→ Stated task: Among the lines below, list those containing the string "text".

→ Data extract:
#####

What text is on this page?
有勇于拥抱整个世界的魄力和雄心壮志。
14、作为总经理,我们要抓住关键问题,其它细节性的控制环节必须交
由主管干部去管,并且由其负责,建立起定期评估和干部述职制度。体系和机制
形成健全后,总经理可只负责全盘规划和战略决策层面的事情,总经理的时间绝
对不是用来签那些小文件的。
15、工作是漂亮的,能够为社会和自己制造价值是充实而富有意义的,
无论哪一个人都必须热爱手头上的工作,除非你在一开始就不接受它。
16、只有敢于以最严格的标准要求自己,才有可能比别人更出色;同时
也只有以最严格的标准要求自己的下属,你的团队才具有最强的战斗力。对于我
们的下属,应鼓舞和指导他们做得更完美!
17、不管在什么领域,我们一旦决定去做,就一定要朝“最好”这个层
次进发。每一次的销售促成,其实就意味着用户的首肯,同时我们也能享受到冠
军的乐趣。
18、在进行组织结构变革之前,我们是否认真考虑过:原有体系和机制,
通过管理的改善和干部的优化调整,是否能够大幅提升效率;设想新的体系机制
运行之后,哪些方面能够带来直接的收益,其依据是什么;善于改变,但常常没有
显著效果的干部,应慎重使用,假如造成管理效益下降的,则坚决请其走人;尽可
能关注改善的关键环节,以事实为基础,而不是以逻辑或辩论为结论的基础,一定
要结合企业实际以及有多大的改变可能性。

#####

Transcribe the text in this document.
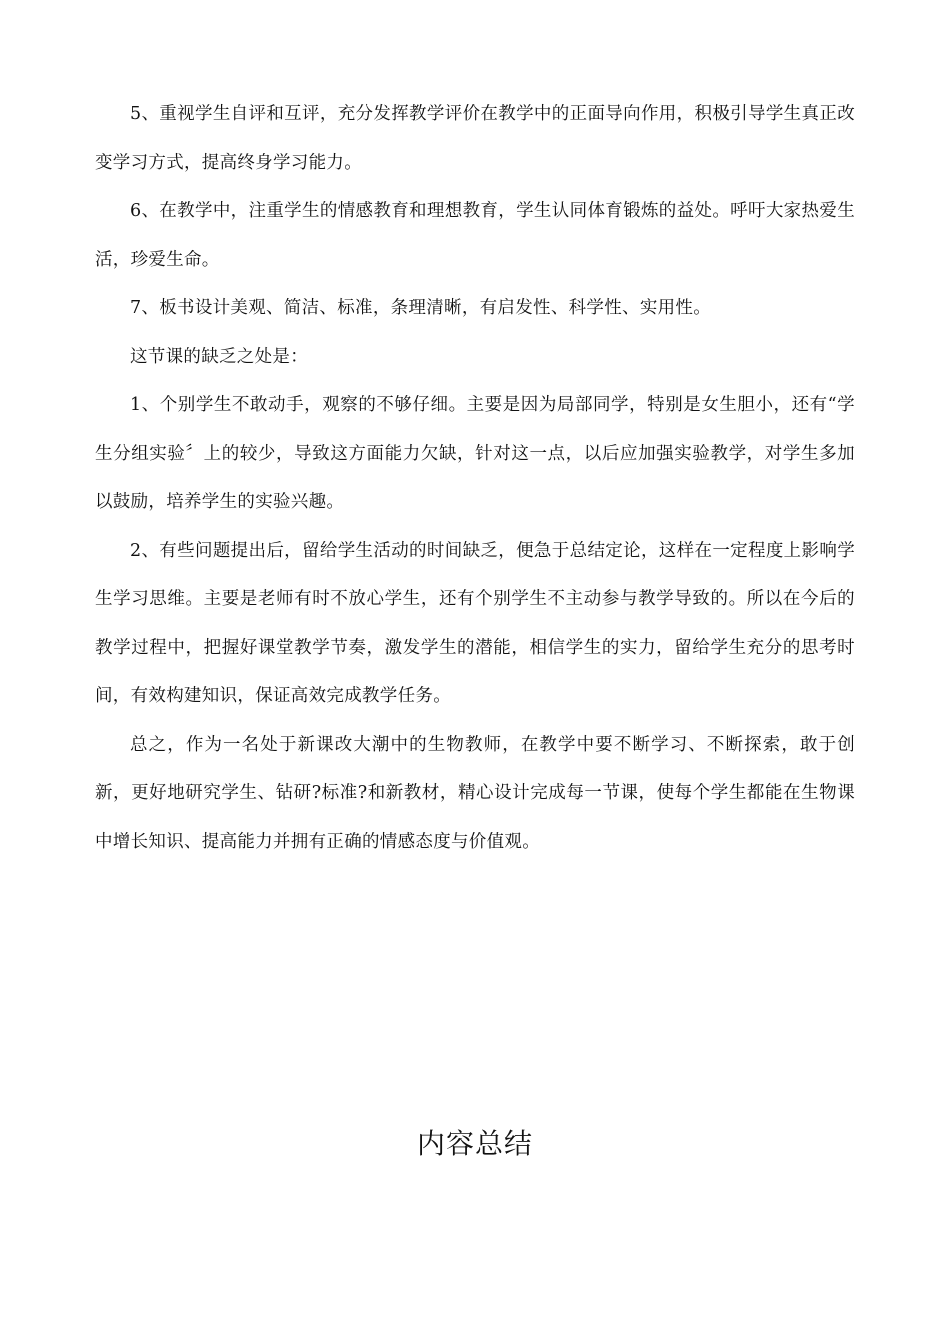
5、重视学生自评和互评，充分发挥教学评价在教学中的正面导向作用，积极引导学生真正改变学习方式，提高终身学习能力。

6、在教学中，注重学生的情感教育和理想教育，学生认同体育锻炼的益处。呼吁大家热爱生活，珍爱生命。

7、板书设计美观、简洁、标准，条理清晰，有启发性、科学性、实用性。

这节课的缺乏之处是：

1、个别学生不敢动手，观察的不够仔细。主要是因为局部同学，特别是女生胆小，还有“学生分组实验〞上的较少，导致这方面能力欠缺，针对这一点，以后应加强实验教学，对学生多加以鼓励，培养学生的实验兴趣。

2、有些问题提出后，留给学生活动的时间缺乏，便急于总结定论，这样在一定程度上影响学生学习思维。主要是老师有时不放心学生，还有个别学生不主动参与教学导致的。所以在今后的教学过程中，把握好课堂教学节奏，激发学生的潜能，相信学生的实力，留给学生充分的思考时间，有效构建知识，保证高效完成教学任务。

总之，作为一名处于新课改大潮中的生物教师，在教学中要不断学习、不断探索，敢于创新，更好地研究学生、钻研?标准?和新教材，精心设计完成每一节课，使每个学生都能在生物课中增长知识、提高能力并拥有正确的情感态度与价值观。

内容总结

#####

→ Worked solution:
What text is on this page?
Transcribe the text in this document.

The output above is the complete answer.